## Problem to work on:
Provide the number of lines where the word "ἔλεγον" occurs, and no other text.

---- Data provided

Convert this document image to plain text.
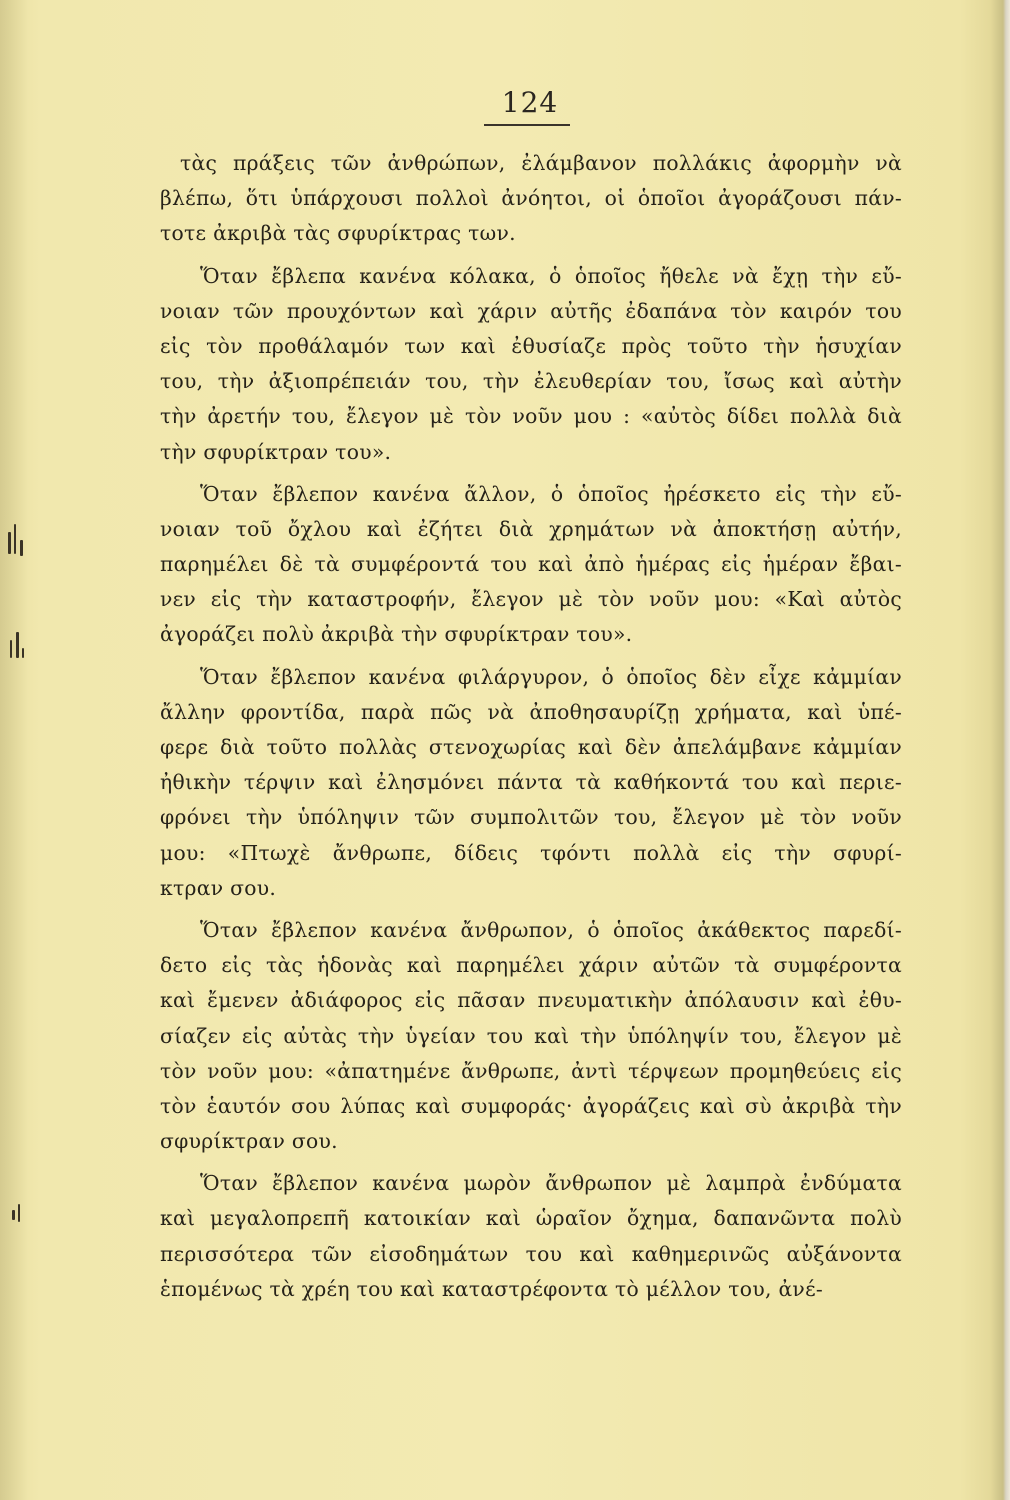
124
τὰς πράξεις τῶν ἀνθρώπων, ἐλάμβανον πολλάκις ἀφορμὴν νὰ
βλέπω, ὅτι ὑπάρχουσι πολλοὶ ἀνόητοι, οἱ ὁποῖοι ἀγοράζουσι πάν-
τοτε ἀκριβὰ τὰς σφυρίκτρας των.
Ὅταν ἔβλεπα κανένα κόλακα, ὁ ὁποῖος ἤθελε νὰ ἔχῃ τὴν εὔ-
νοιαν τῶν προυχόντων καὶ χάριν αὐτῆς ἐδαπάνα τὸν καιρόν του
εἰς τὸν προθάλαμόν των καὶ ἐθυσίαζε πρὸς τοῦτο τὴν ἡσυχίαν
του, τὴν ἀξιοπρέπειάν του, τὴν ἐλευθερίαν του, ἴσως καὶ αὐτὴν
τὴν ἀρετήν του, ἔλεγον μὲ τὸν νοῦν μου : «αὐτὸς δίδει πολλὰ διὰ
τὴν σφυρίκτραν του».
Ὅταν ἔβλεπον κανένα ἄλλον, ὁ ὁποῖος ἠρέσκετο εἰς τὴν εὔ-
νοιαν τοῦ ὄχλου καὶ ἐζήτει διὰ χρημάτων νὰ ἀποκτήσῃ αὐτήν,
παρημέλει δὲ τὰ συμφέροντά του καὶ ἀπὸ ἡμέρας εἰς ἡμέραν ἔβαι-
νεν εἰς τὴν καταστροφήν, ἔλεγον μὲ τὸν νοῦν μου: «Καὶ αὐτὸς
ἀγοράζει πολὺ ἀκριβὰ τὴν σφυρίκτραν του».
Ὅταν ἔβλεπον κανένα φιλάργυρον, ὁ ὁποῖος δὲν εἶχε κἀμμίαν
ἄλλην φροντίδα, παρὰ πῶς νὰ ἀποθησαυρίζῃ χρήματα, καὶ ὑπέ-
φερε διὰ τοῦτο πολλὰς στενοχωρίας καὶ δὲν ἀπελάμβανε κἀμμίαν
ἠθικὴν τέρψιν καὶ ἐλησμόνει πάντα τὰ καθήκοντά του καὶ περιε-
φρόνει τὴν ὑπόληψιν τῶν συμπολιτῶν του, ἔλεγον μὲ τὸν νοῦν
μου: «Πτωχὲ ἄνθρωπε, δίδεις τφόντι πολλὰ εἰς τὴν σφυρί-
κτραν σου.
Ὅταν ἔβλεπον κανένα ἄνθρωπον, ὁ ὁποῖος ἀκάθεκτος παρεδί-
δετο εἰς τὰς ἡδονὰς καὶ παρημέλει χάριν αὐτῶν τὰ συμφέροντα
καὶ ἔμενεν ἀδιάφορος εἰς πᾶσαν πνευματικὴν ἀπόλαυσιν καὶ ἐθυ-
σίαζεν εἰς αὐτὰς τὴν ὑγείαν του καὶ τὴν ὑπόληψίν του, ἔλεγον μὲ
τὸν νοῦν μου: «ἀπατημένε ἄνθρωπε, ἀντὶ τέρψεων προμηθεύεις εἰς
τὸν ἑαυτόν σου λύπας καὶ συμφοράς· ἀγοράζεις καὶ σὺ ἀκριβὰ τὴν
σφυρίκτραν σου.
Ὅταν ἔβλεπον κανένα μωρὸν ἄνθρωπον μὲ λαμπρὰ ἐνδύματα
καὶ μεγαλοπρεπῆ κατοικίαν καὶ ὡραῖον ὄχημα, δαπανῶντα πολὺ
περισσότερα τῶν εἰσοδημάτων του καὶ καθημερινῶς αὐξάνοντα
ἑπομένως τὰ χρέη του καὶ καταστρέφοντα τὸ μέλλον του, ἀνέ-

--------

## Result of the exercise:
4